Task to carry out:
Pictures do not belong in the copy; quote every entry below exactly.

Provided data:

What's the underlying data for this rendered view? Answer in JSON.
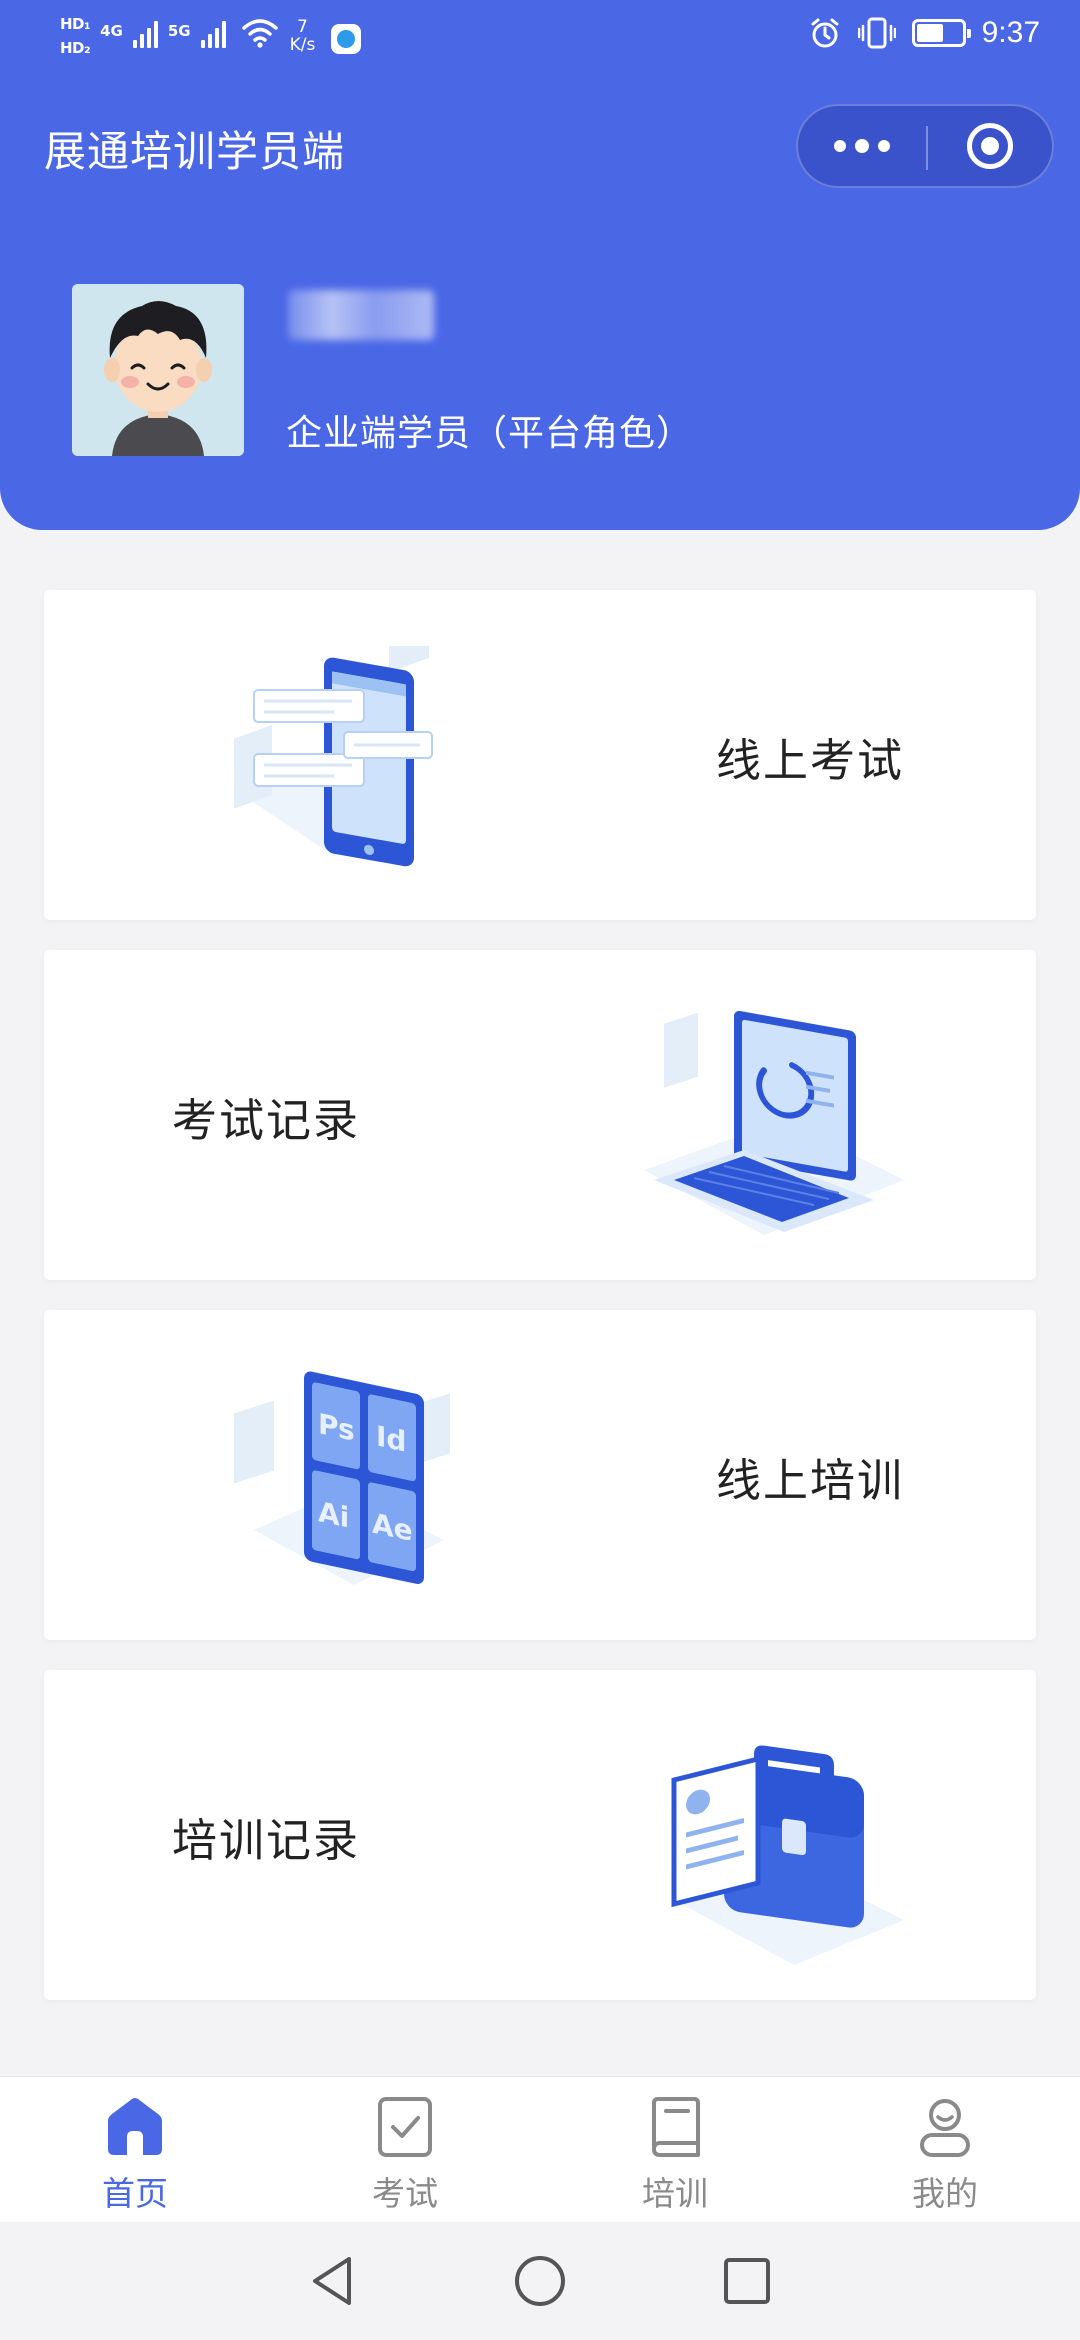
{
  "status_bar": {
    "hd1": "HD₁",
    "hd2": "HD₂",
    "net1": "4G",
    "net2": "5G",
    "speed_value": "7",
    "speed_unit": "K/s",
    "time": "9:37",
    "battery_level": 0.55
  },
  "header": {
    "title": "展通培训学员端",
    "user_role": "企业端学员（平台角色）"
  },
  "cards": [
    {
      "label": "线上考试",
      "icon": "tablet-chat-icon"
    },
    {
      "label": "考试记录",
      "icon": "laptop-chart-icon"
    },
    {
      "label": "线上培训",
      "icon": "design-apps-icon"
    },
    {
      "label": "培训记录",
      "icon": "briefcase-document-icon"
    }
  ],
  "tabbar": {
    "items": [
      {
        "label": "首页",
        "icon": "home-icon",
        "active": true
      },
      {
        "label": "考试",
        "icon": "checklist-icon",
        "active": false
      },
      {
        "label": "培训",
        "icon": "book-icon",
        "active": false
      },
      {
        "label": "我的",
        "icon": "profile-icon",
        "active": false
      }
    ]
  },
  "colors": {
    "primary": "#4a67e6",
    "background": "#f3f3f5",
    "card": "#ffffff",
    "tab_inactive": "#8a8a8a"
  }
}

Problem solution:
What's the underlying data for this rendered view? Answer in JSON.
{
  "status_bar": {
    "hd1": "HD₁",
    "hd2": "HD₂",
    "net1": "4G",
    "net2": "5G",
    "speed_value": "7",
    "speed_unit": "K/s",
    "time": "9:37",
    "battery_level": 0.55
  },
  "header": {
    "title": "展通培训学员端",
    "user_role": "企业端学员（平台角色）"
  },
  "cards": [
    {
      "label": "线上考试",
      "icon": "tablet-chat-icon"
    },
    {
      "label": "考试记录",
      "icon": "laptop-chart-icon"
    },
    {
      "label": "线上培训",
      "icon": "design-apps-icon"
    },
    {
      "label": "培训记录",
      "icon": "briefcase-document-icon"
    }
  ],
  "tabbar": {
    "items": [
      {
        "label": "首页",
        "icon": "home-icon",
        "active": true
      },
      {
        "label": "考试",
        "icon": "checklist-icon",
        "active": false
      },
      {
        "label": "培训",
        "icon": "book-icon",
        "active": false
      },
      {
        "label": "我的",
        "icon": "profile-icon",
        "active": false
      }
    ]
  },
  "colors": {
    "primary": "#4a67e6",
    "background": "#f3f3f5",
    "card": "#ffffff",
    "tab_inactive": "#8a8a8a"
  }
}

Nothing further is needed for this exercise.